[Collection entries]
═══

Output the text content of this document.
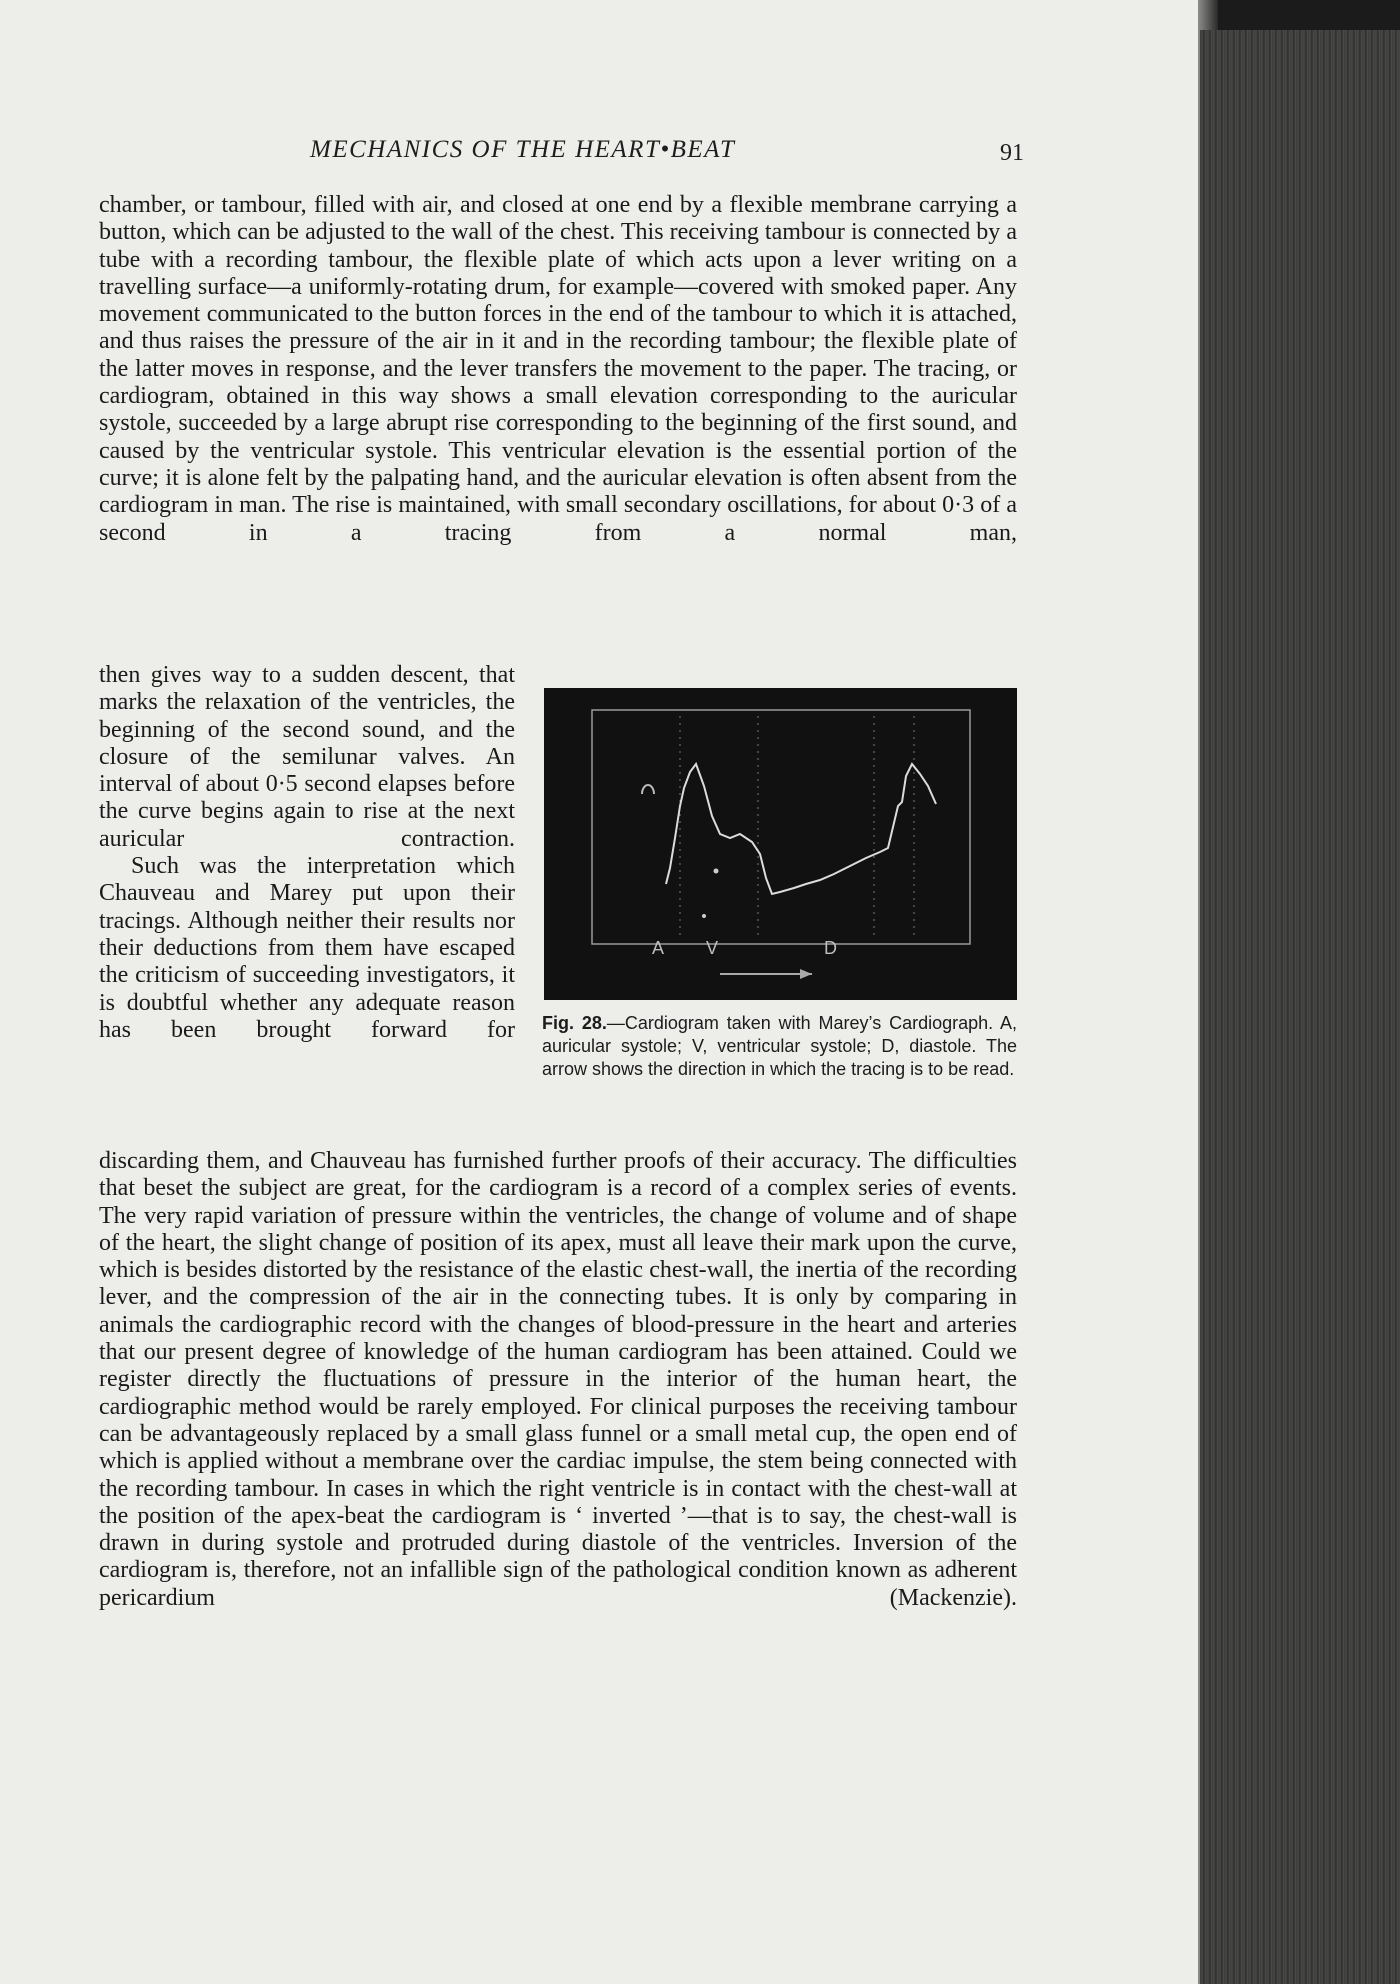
MECHANICS OF THE HEART•BEAT	91

chamber, or tambour, filled with air, and closed at one end by a flexible membrane carrying a button, which can be adjusted to the wall of the chest. This receiving tambour is connected by a tube with a recording tambour, the flexible plate of which acts upon a lever writing on a travelling surface—a uniformly-rotating drum, for example—covered with smoked paper. Any movement communicated to the button forces in the end of the tambour to which it is attached, and thus raises the pressure of the air in it and in the recording tambour; the flexible plate of the latter moves in response, and the lever transfers the movement to the paper. The tracing, or cardiogram, obtained in this way shows a small elevation corresponding to the auricular systole, succeeded by a large abrupt rise corresponding to the beginning of the first sound, and caused by the ventricular systole. This ventricular elevation is the essential portion of the curve; it is alone felt by the palpating hand, and the auricular elevation is often absent from the cardiogram in man. The rise is maintained, with small secondary oscillations, for about 0·3 of a second in a tracing from a normal man,

then gives way to a sudden descent, that marks the relaxation of the ventricles, the beginning of the second sound, and the closure of the semilunar valves. An interval of about 0·5 second elapses before the curve begins again to rise at the next auricular contraction.

Such was the interpretation which Chauveau and Marey put upon their tracings. Although neither their results nor their deductions from them have escaped the criticism of succeeding investigators, it is doubtful whether any adequate reason has been brought forward for

A V	D
Fig. 28.—Cardiogram taken with Marey’s Cardiograph. A, auricular systole; V, ventricular systole; D, diastole. The arrow shows the direction in which the tracing is to be read.

discarding them, and Chauveau has furnished further proofs of their accuracy. The difficulties that beset the subject are great, for the cardiogram is a record of a complex series of events. The very rapid variation of pressure within the ventricles, the change of volume and of shape of the heart, the slight change of position of its apex, must all leave their mark upon the curve, which is besides distorted by the resistance of the elastic chest-wall, the inertia of the recording lever, and the compression of the air in the connecting tubes. It is only by comparing in animals the cardiographic record with the changes of blood-pressure in the heart and arteries that our present degree of knowledge of the human cardiogram has been attained. Could we register directly the fluctuations of pressure in the interior of the human heart, the cardiographic method would be rarely employed. For clinical purposes the receiving tambour can be advantageously replaced by a small glass funnel or a small metal cup, the open end of which is applied without a membrane over the cardiac impulse, the stem being connected with the recording tambour. In cases in which the right ventricle is in contact with the chest-wall at the position of the apex-beat the cardiogram is ‘ inverted ’—that is to say, the chest-wall is drawn in during systole and protruded during diastole of the ventricles. Inversion of the cardiogram is, therefore, not an infallible sign of the pathological condition known as adherent pericardium (Mackenzie).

═══

Leave out the pictures and copy everything else in the records word for word.

Result of this task »
Output the text content of this document.
MECHANICS OF THE HEART•BEAT	91

chamber, or tambour, filled with air, and closed at one end by a flexible membrane carrying a button, which can be adjusted to the wall of the chest. This receiving tambour is connected by a tube with a recording tambour, the flexible plate of which acts upon a lever writing on a travelling surface—a uniformly-rotating drum, for example—covered with smoked paper. Any movement communicated to the button forces in the end of the tambour to which it is attached, and thus raises the pressure of the air in it and in the recording tambour; the flexible plate of the latter moves in response, and the lever transfers the movement to the paper. The tracing, or cardiogram, obtained in this way shows a small elevation corresponding to the auricular systole, succeeded by a large abrupt rise corresponding to the beginning of the first sound, and caused by the ventricular systole. This ventricular elevation is the essential portion of the curve; it is alone felt by the palpating hand, and the auricular elevation is often absent from the cardiogram in man. The rise is maintained, with small secondary oscillations, for about 0·3 of a second in a tracing from a normal man,

then gives way to a sudden descent, that marks the relaxation of the ventricles, the beginning of the second sound, and the closure of the semilunar valves. An interval of about 0·5 second elapses before the curve begins again to rise at the next auricular contraction.

Such was the interpretation which Chauveau and Marey put upon their tracings. Although neither their results nor their deductions from them have escaped the criticism of succeeding investigators, it is doubtful whether any adequate reason has been brought forward for

A V	D
Fig. 28.—Cardiogram taken with Marey’s Cardiograph. A, auricular systole; V, ventricular systole; D, diastole. The arrow shows the direction in which the tracing is to be read.

discarding them, and Chauveau has furnished further proofs of their accuracy. The difficulties that beset the subject are great, for the cardiogram is a record of a complex series of events. The very rapid variation of pressure within the ventricles, the change of volume and of shape of the heart, the slight change of position of its apex, must all leave their mark upon the curve, which is besides distorted by the resistance of the elastic chest-wall, the inertia of the recording lever, and the compression of the air in the connecting tubes. It is only by comparing in animals the cardiographic record with the changes of blood-pressure in the heart and arteries that our present degree of knowledge of the human cardiogram has been attained. Could we register directly the fluctuations of pressure in the interior of the human heart, the cardiographic method would be rarely employed. For clinical purposes the receiving tambour can be advantageously replaced by a small glass funnel or a small metal cup, the open end of which is applied without a membrane over the cardiac impulse, the stem being connected with the recording tambour. In cases in which the right ventricle is in contact with the chest-wall at the position of the apex-beat the cardiogram is ‘ inverted ’—that is to say, the chest-wall is drawn in during systole and protruded during diastole of the ventricles. Inversion of the cardiogram is, therefore, not an infallible sign of the pathological condition known as adherent pericardium (Mackenzie).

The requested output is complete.